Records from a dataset

=-=-=-=-=

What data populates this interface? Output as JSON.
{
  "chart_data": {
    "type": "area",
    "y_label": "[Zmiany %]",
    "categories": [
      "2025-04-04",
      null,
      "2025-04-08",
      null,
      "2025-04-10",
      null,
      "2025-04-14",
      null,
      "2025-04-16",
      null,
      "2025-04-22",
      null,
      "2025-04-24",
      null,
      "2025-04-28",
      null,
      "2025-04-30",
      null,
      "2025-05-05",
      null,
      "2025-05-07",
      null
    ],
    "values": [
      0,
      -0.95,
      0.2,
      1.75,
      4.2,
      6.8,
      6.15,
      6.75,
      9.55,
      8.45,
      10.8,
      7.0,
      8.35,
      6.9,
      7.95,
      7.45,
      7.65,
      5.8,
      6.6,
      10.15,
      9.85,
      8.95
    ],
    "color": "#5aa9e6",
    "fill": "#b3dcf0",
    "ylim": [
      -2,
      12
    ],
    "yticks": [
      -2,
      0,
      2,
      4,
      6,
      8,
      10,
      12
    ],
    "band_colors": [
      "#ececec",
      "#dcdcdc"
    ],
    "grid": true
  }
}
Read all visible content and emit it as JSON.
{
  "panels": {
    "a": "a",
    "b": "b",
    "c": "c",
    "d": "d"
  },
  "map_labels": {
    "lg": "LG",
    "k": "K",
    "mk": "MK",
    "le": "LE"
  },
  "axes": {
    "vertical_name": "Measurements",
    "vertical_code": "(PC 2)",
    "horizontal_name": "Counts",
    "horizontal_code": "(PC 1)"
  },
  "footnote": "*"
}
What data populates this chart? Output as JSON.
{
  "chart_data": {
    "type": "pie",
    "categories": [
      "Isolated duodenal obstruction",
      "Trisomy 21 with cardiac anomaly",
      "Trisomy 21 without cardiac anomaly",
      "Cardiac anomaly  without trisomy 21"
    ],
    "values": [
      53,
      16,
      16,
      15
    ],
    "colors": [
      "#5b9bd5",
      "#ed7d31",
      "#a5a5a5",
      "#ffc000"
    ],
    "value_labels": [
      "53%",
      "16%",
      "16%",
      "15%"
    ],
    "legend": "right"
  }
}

=-=-=-=-=

Emit verbatim the lines running from the one with "What data populates this chart?" through the last line of the data, both endpoints inclusive.

Complete output
What data populates this chart? Output as JSON.
{
  "chart_data": {
    "type": "pie",
    "categories": [
      "Isolated duodenal obstruction",
      "Trisomy 21 with cardiac anomaly",
      "Trisomy 21 without cardiac anomaly",
      "Cardiac anomaly  without trisomy 21"
    ],
    "values": [
      53,
      16,
      16,
      15
    ],
    "colors": [
      "#5b9bd5",
      "#ed7d31",
      "#a5a5a5",
      "#ffc000"
    ],
    "value_labels": [
      "53%",
      "16%",
      "16%",
      "15%"
    ],
    "legend": "right"
  }
}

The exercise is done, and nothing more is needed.